> [EXTRACTED TEXT]:

2011 Comic-Con starts this Wednesday (if you count preview night, which we do!) and our interview countdown is winding down with Executive Story editor for Warehouse 13, Deric Hughes.
Hughes will be one of the panelists appearing at BuddyTV’s “Obsession: “How TV and Movies Go from Fascination to Phenomenon” panel this Thursday (July 21 at 11am in Room 23ABC). He recently took some time to talk about Warehouse 13’s new character Jinks, favorites moments and Comic-Con (having gone to every Comic-Con since ’95 he’s a real expert).
Steve Jinks has been added to the team, what can you tell us about the character?
What’s great about him, Steve Jinks, definitely, as you saw in the premiere “The New Guy,” is that Jinks shakes things up a bit because he’s like a human lie detector. So he’s not easily won over by Eddie’s charm. As we go through the season, you’ll get to learn a little bit more about him. Aaron Ashmore’s fantastic; he really was more of a surprise. We had been looking for a long time for a Steve Jinks and we came close a couple of times and it looked like an eleventh hour sort of situation, where he came into the picture and helped save the day.

> [SOURCE EXCERPT]:
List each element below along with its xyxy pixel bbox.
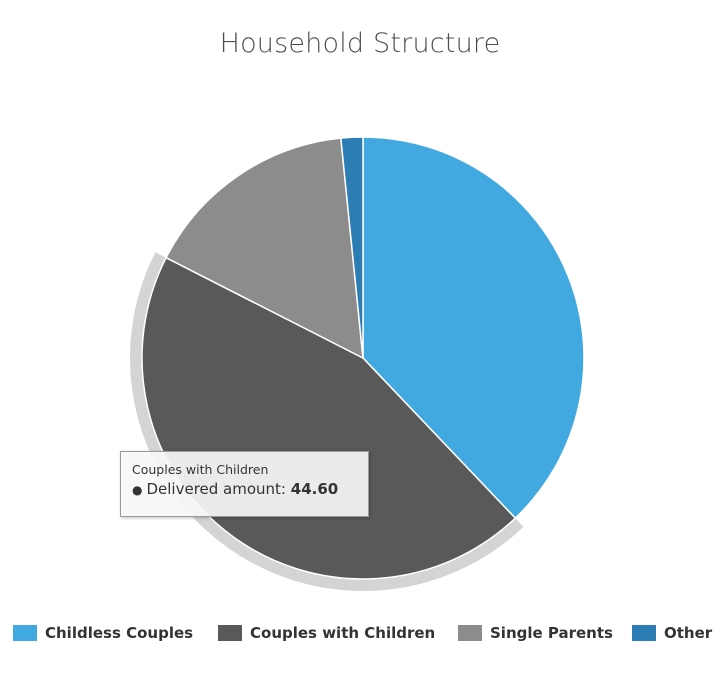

> [TASK OBJECTIVE]: Give the interview again from "2011 Comic-Con starts" through "a real expert).", swapping "Thursday" for "Friday".

> [RESPONSE TO THE TASK]:
2011 Comic-Con starts this Wednesday (if you count preview night, which we do!) and our interview countdown is winding down with Executive Story editor for Warehouse 13, Deric Hughes.
Hughes will be one of the panelists appearing at BuddyTV’s “Obsession: “How TV and Movies Go from Fascination to Phenomenon” panel this Friday (July 21 at 11am in Room 23ABC). He recently took some time to talk about Warehouse 13’s new character Jinks, favorites moments and Comic-Con (having gone to every Comic-Con since ’95 he’s a real expert).